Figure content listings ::
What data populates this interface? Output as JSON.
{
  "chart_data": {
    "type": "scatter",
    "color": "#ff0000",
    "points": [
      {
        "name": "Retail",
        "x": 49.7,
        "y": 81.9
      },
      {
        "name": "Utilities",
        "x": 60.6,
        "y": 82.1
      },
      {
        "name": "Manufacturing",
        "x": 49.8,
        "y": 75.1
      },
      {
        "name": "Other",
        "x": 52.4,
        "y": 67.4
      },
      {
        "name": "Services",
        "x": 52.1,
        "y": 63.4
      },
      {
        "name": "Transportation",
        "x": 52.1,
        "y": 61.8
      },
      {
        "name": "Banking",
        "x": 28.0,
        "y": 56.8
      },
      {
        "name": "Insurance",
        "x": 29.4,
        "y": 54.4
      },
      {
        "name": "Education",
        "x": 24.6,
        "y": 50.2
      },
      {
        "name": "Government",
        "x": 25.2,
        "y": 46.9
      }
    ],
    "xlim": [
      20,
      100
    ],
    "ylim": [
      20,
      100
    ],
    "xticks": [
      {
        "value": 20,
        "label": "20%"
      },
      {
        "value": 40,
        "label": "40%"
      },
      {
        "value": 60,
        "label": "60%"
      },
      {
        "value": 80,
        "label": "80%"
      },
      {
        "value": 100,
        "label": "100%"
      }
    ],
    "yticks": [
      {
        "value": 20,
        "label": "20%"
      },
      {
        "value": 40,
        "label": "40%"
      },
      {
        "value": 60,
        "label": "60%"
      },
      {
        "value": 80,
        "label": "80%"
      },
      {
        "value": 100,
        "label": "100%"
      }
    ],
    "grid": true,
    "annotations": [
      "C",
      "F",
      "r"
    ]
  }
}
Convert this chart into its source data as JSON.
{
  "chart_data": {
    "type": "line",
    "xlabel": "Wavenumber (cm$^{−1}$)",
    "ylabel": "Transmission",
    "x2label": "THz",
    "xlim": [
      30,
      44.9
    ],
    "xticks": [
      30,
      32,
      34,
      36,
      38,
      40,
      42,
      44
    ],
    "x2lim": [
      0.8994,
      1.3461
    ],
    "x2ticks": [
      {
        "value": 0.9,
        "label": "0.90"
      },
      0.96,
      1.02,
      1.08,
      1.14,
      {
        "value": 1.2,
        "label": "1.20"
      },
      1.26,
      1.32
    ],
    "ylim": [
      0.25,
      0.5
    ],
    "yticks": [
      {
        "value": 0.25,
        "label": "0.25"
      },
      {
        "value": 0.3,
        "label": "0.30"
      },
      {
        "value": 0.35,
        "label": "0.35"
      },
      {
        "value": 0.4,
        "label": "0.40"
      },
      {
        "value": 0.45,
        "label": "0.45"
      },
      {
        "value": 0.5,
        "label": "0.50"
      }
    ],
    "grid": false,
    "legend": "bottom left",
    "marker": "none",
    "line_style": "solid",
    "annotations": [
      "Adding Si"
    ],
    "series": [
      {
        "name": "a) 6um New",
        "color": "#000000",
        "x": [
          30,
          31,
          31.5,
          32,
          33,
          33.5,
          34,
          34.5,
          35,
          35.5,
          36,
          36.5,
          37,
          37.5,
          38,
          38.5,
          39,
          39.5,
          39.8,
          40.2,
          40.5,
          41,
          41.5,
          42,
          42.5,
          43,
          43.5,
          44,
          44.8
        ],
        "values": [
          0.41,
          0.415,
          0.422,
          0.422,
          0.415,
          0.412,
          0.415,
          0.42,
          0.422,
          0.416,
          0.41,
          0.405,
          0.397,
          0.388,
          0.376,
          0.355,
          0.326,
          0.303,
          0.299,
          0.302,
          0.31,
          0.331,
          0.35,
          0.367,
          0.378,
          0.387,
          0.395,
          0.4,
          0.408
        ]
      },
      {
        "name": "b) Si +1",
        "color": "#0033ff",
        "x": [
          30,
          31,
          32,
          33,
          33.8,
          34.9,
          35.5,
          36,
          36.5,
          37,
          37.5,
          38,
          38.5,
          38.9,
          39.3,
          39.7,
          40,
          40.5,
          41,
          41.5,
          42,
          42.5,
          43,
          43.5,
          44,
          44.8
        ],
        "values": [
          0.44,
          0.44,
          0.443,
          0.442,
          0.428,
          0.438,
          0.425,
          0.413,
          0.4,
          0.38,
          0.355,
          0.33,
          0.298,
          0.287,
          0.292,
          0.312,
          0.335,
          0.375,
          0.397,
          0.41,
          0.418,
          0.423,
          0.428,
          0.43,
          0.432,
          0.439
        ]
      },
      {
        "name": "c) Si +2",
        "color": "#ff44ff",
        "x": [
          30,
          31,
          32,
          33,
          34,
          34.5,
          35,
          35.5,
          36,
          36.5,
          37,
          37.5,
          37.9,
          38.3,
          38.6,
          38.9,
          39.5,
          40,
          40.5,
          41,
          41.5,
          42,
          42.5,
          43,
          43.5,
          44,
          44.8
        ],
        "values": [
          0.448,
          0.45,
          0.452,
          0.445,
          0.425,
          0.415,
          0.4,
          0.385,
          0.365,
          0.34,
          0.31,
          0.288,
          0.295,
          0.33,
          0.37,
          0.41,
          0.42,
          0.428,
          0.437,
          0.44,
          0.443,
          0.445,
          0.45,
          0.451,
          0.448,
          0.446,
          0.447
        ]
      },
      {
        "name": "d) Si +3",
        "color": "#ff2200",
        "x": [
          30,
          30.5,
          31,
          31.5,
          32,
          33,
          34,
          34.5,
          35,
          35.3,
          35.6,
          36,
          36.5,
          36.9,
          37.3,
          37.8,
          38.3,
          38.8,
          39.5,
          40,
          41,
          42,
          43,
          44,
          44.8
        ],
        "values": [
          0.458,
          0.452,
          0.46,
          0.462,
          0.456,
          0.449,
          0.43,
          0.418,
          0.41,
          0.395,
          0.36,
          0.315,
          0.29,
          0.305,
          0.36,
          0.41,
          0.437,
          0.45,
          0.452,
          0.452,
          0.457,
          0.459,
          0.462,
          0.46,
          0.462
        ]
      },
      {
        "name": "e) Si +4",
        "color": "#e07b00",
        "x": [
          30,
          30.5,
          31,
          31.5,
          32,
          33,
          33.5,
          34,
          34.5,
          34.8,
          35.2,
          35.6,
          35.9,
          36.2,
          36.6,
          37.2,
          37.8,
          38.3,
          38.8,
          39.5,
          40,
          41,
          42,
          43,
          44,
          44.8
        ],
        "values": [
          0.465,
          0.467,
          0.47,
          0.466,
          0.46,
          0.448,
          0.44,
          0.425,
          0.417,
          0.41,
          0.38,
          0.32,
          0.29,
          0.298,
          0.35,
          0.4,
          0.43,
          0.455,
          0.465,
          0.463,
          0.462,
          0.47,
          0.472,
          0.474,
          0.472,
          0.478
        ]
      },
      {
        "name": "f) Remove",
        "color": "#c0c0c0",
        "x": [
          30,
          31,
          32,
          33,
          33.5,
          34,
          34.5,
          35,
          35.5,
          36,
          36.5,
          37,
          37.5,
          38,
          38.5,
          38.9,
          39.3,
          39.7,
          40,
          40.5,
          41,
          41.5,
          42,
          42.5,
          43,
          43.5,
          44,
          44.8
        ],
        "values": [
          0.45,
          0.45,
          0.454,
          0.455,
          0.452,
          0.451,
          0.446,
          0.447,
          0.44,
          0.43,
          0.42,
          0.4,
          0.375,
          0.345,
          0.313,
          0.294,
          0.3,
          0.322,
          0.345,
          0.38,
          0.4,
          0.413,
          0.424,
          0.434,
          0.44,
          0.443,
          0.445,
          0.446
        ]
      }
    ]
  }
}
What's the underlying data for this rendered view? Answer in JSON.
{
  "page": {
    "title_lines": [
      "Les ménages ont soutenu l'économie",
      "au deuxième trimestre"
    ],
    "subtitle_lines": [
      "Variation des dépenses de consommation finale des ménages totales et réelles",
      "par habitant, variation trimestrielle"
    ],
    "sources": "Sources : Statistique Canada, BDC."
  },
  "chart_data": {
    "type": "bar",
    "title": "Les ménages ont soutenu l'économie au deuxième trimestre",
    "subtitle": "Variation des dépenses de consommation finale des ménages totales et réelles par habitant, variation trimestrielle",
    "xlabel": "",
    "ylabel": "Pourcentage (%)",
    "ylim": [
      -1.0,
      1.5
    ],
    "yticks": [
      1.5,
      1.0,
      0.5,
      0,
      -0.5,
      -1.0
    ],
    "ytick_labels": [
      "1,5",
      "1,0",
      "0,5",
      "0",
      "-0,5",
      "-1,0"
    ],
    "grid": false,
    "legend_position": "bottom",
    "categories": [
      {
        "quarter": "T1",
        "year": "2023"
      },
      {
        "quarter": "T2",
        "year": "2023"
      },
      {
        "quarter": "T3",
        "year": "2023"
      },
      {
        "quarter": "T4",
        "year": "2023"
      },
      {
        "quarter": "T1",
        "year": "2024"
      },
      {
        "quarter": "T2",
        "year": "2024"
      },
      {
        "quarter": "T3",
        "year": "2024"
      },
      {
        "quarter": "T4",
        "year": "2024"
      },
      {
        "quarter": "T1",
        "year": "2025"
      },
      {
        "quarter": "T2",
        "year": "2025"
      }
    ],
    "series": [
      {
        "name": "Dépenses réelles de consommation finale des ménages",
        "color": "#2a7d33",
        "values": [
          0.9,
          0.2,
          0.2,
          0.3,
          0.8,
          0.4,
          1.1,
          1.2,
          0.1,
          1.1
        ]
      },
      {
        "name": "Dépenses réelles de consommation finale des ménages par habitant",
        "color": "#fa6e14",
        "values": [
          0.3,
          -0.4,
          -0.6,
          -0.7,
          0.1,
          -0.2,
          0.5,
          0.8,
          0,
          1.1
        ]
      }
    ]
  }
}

What is expected ::
Wherever a line in the data above holds "ylabel", copy that line.

Solved problem ::
    "ylabel": "Transmission",
    "ylabel": "Pourcentage (%)",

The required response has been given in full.